_TASK GOAL_
Select and copy out every line in the records containing "this".

_EXTRACTED DATA_
------------------------------------------------------------
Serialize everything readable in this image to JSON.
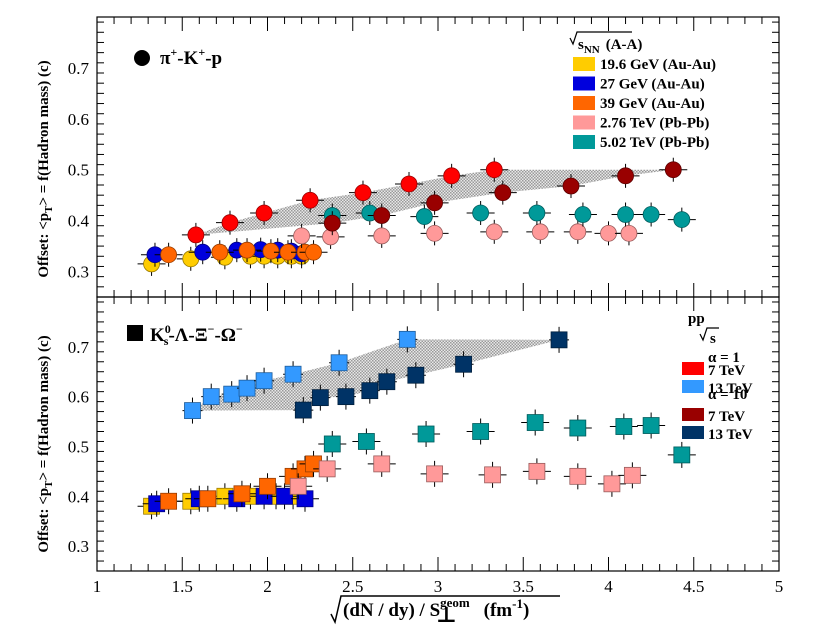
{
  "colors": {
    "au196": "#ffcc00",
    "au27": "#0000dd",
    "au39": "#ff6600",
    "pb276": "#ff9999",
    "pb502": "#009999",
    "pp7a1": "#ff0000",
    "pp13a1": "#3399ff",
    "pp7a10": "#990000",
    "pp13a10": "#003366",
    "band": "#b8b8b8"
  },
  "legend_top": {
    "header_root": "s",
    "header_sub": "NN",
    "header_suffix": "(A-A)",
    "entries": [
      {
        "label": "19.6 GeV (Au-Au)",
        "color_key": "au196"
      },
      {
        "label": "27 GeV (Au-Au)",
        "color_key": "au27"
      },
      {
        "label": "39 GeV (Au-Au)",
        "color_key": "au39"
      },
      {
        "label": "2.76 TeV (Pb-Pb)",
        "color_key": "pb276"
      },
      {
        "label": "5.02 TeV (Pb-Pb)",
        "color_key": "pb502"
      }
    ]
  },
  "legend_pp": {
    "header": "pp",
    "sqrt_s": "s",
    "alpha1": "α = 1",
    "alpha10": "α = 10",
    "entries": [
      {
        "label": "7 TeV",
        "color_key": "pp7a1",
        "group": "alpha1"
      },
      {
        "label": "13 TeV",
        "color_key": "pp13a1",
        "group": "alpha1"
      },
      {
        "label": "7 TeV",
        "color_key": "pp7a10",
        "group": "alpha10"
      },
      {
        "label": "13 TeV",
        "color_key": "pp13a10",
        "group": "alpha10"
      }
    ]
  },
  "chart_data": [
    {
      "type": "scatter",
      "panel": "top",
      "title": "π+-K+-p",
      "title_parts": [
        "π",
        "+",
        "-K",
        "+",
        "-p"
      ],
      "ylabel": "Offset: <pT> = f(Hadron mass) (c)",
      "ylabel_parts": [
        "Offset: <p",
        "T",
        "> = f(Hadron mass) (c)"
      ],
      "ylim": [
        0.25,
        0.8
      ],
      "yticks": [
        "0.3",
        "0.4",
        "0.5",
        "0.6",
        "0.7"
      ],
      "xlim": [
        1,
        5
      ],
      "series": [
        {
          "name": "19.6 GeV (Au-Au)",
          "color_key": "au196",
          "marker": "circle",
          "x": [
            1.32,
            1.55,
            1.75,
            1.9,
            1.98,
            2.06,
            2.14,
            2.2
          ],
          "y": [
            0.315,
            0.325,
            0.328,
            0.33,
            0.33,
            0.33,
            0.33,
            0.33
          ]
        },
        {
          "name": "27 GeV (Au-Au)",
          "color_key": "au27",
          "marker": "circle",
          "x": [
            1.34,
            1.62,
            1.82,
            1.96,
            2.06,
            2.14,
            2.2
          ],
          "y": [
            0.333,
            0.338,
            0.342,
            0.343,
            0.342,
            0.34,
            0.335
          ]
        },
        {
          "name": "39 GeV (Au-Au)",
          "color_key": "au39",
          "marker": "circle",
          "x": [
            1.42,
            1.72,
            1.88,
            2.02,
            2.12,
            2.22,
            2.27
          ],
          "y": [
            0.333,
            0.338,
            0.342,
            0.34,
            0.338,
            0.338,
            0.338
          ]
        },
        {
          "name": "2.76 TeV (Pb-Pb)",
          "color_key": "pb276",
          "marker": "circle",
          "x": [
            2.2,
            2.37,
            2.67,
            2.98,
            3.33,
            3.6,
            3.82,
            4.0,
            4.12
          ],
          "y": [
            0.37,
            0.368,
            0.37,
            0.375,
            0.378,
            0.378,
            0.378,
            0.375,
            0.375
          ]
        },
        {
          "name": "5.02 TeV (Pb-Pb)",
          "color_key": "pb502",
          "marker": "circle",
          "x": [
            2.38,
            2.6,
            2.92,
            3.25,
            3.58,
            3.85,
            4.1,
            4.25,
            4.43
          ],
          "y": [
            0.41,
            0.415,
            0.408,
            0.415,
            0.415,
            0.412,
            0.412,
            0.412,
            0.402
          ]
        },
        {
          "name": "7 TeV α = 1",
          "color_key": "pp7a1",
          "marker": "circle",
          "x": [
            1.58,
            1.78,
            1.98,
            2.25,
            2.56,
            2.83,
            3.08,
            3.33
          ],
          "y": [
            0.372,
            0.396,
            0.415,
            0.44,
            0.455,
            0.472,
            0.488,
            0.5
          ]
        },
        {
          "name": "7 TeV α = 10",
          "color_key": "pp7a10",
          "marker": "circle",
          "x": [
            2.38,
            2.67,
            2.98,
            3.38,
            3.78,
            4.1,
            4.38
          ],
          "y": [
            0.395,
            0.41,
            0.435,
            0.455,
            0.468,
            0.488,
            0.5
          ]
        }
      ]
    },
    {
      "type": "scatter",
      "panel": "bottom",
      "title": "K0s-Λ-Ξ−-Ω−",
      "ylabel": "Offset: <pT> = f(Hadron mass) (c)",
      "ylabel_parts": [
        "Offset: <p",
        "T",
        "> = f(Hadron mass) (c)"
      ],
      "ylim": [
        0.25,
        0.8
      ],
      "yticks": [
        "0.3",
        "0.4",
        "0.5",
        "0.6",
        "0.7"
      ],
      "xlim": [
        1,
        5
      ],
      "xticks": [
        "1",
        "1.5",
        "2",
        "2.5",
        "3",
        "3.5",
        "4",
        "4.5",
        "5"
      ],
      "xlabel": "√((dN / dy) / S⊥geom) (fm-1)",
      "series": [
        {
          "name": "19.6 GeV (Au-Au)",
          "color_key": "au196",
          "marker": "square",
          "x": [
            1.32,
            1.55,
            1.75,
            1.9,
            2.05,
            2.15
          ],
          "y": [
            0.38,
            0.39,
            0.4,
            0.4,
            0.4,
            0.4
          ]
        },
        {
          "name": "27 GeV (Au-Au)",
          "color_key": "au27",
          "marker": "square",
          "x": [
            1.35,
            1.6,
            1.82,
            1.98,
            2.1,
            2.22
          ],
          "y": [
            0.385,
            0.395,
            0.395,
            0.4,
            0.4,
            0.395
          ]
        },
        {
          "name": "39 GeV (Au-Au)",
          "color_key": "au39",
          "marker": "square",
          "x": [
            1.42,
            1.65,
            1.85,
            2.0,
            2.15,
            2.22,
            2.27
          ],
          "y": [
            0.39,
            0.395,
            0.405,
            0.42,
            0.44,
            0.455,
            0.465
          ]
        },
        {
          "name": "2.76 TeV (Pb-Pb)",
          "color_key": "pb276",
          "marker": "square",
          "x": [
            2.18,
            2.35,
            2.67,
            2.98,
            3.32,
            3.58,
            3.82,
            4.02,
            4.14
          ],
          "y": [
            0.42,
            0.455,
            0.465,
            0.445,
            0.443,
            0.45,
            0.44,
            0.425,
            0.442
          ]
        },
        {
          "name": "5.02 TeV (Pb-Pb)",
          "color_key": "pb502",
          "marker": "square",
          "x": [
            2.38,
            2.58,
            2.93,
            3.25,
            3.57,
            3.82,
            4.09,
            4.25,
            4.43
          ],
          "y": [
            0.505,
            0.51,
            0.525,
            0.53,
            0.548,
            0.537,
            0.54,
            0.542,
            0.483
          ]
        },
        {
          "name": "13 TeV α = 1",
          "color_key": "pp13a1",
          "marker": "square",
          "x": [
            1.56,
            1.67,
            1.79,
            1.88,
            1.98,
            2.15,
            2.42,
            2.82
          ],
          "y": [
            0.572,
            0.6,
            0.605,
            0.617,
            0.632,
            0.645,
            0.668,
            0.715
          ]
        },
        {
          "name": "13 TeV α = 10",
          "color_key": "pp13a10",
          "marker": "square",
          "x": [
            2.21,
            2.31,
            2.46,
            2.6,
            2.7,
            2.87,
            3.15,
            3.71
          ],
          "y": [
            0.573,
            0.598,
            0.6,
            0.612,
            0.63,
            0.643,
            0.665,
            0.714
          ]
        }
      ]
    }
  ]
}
------------------------------------------------------------
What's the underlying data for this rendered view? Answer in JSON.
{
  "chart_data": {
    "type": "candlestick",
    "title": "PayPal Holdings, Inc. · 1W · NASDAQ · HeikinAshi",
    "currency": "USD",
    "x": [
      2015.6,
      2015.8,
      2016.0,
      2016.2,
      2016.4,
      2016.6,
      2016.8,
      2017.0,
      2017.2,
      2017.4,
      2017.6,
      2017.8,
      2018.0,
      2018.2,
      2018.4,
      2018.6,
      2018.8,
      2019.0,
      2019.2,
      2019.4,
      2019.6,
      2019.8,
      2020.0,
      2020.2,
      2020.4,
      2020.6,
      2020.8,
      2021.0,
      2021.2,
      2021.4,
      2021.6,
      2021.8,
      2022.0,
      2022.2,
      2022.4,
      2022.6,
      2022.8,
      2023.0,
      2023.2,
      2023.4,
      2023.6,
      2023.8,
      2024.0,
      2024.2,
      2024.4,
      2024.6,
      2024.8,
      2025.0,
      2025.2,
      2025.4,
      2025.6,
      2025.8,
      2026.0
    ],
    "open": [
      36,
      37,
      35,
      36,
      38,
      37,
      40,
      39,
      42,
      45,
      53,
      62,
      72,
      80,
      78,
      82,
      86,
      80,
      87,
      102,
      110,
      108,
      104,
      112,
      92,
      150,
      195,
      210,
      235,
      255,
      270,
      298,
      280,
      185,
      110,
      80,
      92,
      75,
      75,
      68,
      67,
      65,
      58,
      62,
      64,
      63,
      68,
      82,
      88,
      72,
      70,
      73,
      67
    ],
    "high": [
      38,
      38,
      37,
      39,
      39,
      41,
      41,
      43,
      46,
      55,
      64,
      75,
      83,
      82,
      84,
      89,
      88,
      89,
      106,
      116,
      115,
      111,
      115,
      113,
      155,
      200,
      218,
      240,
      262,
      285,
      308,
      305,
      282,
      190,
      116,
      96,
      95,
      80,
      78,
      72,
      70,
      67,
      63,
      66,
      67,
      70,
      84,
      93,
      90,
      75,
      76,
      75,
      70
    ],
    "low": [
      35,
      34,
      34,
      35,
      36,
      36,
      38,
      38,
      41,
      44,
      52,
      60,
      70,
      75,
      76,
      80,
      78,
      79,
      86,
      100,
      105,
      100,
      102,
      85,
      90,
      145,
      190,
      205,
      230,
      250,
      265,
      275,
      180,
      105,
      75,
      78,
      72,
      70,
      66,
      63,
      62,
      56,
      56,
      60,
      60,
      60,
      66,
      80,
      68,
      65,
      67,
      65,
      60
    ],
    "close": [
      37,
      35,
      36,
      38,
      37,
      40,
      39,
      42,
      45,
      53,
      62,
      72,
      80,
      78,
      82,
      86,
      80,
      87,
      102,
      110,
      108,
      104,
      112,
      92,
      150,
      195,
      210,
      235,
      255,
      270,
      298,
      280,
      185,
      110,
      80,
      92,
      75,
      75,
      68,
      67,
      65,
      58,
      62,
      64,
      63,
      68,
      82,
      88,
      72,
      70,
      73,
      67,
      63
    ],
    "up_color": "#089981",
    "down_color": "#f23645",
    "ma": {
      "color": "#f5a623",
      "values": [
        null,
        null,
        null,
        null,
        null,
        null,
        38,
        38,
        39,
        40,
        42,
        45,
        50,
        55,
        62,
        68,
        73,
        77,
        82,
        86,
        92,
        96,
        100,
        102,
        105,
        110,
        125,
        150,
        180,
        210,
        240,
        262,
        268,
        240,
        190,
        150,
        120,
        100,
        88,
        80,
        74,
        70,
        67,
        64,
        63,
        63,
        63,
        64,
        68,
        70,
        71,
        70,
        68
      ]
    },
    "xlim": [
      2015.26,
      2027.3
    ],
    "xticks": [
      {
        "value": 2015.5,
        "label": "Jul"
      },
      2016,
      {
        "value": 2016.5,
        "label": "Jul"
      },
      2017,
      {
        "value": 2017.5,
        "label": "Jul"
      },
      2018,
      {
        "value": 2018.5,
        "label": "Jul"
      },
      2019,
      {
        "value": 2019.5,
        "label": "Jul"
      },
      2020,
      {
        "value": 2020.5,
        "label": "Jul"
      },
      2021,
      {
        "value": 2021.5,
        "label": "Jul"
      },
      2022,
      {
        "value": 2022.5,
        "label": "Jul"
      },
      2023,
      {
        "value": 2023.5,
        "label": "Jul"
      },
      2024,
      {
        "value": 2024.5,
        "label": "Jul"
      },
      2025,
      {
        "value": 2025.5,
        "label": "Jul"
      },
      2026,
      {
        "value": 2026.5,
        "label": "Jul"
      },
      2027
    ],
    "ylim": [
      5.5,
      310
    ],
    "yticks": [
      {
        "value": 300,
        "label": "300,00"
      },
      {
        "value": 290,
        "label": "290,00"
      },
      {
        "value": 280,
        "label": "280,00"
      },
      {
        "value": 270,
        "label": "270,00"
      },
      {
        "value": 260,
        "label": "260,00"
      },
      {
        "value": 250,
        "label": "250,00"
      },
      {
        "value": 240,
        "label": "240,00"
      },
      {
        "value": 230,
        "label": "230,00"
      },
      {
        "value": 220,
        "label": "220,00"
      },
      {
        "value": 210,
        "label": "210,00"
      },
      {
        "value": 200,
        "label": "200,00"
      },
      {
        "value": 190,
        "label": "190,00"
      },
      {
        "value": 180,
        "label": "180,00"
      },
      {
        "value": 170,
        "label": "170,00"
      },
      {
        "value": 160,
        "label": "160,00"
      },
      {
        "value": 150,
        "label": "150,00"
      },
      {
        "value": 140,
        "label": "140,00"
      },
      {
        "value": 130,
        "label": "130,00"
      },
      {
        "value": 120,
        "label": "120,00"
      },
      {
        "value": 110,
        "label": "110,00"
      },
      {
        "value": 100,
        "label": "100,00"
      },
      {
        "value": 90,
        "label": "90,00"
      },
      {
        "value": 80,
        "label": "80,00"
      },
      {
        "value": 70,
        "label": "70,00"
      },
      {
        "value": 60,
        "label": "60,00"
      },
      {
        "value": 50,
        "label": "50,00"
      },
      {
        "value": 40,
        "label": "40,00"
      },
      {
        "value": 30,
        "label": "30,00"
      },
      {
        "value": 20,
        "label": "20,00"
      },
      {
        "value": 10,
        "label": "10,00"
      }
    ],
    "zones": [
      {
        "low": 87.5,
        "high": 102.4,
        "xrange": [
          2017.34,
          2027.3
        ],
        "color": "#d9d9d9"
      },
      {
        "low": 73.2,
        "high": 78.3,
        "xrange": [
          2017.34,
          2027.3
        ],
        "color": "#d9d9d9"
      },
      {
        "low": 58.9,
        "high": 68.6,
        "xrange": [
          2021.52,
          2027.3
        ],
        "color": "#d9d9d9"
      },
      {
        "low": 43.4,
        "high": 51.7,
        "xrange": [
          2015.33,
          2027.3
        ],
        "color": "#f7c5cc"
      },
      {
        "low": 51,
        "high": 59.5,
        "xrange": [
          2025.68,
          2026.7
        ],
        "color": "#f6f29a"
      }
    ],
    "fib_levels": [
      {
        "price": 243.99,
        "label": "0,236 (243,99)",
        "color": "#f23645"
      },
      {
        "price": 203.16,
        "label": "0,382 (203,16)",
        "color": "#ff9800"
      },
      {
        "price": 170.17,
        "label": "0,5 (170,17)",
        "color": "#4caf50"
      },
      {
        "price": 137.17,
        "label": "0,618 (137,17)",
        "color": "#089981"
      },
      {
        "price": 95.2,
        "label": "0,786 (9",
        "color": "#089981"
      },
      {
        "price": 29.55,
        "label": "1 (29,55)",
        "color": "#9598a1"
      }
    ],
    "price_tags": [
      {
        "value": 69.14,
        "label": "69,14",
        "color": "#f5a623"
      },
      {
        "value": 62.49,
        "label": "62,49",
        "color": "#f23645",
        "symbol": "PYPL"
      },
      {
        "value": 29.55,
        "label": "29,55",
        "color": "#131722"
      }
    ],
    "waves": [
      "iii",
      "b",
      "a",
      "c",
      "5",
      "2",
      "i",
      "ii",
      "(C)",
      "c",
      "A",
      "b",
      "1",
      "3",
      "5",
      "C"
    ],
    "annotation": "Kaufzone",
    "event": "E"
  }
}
------------------------------------------------------------
_SOLUTION TO THE EXERCISE_
Serialize everything readable in this image to JSON.
What's the underlying data for this rendered view? Answer in JSON.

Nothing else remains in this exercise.